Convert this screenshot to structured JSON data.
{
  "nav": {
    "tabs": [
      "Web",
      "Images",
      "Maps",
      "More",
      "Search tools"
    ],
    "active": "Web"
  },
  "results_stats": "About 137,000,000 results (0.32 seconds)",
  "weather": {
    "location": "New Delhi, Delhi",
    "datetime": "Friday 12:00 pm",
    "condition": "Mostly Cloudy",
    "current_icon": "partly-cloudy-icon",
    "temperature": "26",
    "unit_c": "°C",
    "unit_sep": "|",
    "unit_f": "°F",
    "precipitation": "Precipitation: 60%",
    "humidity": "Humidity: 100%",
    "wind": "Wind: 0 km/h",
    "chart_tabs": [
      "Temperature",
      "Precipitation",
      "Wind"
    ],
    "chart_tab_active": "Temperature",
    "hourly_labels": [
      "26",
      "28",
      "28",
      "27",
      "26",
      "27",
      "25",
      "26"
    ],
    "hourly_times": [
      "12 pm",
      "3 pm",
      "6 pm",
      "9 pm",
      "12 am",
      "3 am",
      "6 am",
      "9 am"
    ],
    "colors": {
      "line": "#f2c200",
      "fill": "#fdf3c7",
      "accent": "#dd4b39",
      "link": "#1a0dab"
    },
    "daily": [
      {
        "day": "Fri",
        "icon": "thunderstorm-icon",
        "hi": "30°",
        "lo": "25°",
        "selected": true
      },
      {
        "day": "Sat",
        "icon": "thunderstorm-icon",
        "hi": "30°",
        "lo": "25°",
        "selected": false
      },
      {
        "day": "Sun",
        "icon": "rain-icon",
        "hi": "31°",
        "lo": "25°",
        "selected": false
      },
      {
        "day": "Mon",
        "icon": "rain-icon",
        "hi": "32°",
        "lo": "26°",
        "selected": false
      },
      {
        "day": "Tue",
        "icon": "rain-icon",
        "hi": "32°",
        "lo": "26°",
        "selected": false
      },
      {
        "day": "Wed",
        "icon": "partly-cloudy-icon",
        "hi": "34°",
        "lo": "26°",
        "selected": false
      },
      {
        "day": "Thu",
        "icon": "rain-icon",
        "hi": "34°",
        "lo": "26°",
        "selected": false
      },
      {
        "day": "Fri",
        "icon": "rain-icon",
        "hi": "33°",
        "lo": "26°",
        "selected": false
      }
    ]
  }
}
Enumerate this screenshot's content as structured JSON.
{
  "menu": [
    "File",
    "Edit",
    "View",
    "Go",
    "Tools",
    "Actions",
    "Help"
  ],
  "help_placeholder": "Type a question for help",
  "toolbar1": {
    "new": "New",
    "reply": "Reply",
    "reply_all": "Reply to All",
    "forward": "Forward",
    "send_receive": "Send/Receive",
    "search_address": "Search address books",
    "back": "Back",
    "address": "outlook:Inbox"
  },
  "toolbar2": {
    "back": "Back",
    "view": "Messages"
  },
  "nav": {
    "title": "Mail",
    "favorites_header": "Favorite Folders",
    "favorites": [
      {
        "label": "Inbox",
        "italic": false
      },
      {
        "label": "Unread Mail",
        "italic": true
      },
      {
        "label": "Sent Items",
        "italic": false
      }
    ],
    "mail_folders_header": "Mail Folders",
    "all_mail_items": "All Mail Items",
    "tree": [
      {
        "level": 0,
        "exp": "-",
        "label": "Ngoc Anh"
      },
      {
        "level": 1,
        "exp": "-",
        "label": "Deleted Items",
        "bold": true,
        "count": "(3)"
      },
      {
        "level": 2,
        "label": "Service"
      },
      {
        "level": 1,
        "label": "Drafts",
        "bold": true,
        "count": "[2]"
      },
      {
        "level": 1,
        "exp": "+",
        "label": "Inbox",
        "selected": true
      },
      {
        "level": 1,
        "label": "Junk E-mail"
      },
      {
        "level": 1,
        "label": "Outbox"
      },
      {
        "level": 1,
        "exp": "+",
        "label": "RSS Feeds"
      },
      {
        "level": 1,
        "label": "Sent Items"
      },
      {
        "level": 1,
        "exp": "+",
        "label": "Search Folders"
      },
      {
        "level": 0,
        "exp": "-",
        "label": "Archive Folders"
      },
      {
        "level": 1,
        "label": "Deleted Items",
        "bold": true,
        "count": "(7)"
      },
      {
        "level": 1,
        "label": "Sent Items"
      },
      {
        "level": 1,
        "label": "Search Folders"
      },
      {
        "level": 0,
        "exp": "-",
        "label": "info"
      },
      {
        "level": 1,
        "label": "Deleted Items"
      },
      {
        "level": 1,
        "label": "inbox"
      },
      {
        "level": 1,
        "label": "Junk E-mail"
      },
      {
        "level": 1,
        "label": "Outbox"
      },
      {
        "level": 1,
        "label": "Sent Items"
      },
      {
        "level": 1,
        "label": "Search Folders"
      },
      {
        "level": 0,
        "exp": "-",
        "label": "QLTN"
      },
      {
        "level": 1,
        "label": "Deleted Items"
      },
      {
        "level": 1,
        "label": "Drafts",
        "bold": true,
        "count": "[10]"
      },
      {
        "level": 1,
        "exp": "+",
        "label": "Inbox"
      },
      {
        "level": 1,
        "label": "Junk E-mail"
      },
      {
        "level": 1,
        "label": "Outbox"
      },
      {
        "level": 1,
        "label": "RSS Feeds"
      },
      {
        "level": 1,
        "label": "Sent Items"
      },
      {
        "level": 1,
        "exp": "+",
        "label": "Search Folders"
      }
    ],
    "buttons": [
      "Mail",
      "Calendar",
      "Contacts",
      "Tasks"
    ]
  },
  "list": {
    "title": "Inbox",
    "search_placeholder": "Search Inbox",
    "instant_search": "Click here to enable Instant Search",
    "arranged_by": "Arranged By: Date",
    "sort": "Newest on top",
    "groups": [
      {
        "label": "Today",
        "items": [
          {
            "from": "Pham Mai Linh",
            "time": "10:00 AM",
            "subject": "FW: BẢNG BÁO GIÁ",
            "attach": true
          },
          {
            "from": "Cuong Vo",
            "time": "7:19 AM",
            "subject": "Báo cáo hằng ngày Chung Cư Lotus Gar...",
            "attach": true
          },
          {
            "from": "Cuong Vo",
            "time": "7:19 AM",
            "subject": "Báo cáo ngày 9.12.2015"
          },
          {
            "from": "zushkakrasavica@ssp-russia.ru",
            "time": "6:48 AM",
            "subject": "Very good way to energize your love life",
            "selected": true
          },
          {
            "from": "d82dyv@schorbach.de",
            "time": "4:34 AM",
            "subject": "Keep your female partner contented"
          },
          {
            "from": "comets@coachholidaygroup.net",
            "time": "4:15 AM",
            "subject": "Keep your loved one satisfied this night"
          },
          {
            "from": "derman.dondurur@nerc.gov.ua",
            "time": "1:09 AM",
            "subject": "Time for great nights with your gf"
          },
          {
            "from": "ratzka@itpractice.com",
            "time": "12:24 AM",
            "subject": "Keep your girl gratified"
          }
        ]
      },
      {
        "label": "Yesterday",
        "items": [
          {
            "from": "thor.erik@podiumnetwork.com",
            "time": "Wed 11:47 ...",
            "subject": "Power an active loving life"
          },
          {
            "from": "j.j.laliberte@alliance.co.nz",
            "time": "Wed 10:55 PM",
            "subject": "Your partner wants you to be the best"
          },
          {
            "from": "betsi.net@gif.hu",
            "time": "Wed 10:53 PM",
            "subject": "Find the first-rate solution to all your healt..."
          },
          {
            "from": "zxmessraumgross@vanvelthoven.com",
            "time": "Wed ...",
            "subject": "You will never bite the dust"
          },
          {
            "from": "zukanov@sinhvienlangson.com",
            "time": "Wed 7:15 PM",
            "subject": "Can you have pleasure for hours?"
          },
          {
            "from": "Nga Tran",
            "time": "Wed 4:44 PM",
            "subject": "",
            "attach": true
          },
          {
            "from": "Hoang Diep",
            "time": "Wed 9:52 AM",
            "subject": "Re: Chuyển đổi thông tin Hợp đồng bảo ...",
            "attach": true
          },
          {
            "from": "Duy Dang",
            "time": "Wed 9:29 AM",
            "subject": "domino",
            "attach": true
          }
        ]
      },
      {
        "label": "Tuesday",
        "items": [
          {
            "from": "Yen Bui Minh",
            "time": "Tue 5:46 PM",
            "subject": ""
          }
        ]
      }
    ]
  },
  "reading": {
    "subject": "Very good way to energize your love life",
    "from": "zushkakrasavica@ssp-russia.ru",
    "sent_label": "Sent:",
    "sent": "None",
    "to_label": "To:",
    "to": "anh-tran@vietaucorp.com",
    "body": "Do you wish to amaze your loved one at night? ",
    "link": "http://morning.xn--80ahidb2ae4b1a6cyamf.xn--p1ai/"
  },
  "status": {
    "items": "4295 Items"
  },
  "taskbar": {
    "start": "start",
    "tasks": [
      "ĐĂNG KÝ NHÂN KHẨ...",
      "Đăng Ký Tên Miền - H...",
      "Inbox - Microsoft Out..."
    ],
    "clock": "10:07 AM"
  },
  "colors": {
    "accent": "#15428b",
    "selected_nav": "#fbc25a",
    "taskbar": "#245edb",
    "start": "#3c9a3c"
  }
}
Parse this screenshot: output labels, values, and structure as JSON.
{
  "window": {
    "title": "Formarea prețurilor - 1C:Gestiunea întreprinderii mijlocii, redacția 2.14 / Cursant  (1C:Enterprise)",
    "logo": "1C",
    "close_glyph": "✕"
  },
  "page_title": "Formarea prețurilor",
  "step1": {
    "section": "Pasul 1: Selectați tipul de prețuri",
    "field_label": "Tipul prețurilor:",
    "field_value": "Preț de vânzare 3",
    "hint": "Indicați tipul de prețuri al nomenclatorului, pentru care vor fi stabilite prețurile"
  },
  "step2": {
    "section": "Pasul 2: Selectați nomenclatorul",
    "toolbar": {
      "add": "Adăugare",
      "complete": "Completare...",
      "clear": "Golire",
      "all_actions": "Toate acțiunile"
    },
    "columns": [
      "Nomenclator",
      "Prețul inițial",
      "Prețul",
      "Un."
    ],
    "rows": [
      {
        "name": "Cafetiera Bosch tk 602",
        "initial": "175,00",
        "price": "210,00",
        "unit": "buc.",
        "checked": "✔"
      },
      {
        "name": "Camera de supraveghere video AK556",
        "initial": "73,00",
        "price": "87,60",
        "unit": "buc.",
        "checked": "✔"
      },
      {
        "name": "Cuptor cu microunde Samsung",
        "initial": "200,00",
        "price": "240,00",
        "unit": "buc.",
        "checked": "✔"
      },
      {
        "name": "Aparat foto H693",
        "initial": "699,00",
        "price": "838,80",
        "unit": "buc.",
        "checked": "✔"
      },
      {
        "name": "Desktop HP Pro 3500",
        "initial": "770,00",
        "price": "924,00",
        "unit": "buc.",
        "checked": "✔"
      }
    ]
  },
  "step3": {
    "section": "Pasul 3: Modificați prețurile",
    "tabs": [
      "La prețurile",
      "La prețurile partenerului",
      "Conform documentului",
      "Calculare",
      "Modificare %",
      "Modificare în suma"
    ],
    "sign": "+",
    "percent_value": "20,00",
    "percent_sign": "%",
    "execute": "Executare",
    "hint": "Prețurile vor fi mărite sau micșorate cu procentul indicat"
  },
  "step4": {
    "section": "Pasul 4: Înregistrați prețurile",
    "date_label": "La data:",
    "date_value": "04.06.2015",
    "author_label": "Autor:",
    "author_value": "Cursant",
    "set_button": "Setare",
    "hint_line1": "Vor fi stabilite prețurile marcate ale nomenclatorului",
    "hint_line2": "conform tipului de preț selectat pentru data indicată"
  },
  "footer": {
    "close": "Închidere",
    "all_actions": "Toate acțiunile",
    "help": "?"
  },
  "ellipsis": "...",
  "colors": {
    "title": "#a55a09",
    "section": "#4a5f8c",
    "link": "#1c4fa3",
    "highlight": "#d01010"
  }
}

+++

What is expected: Gather each line from the entries above that includes the word "Keep".

Complete response:
            "subject": "Keep your female partner contented"
            "subject": "Keep your loved one satisfied this night"
            "subject": "Keep your girl gratified"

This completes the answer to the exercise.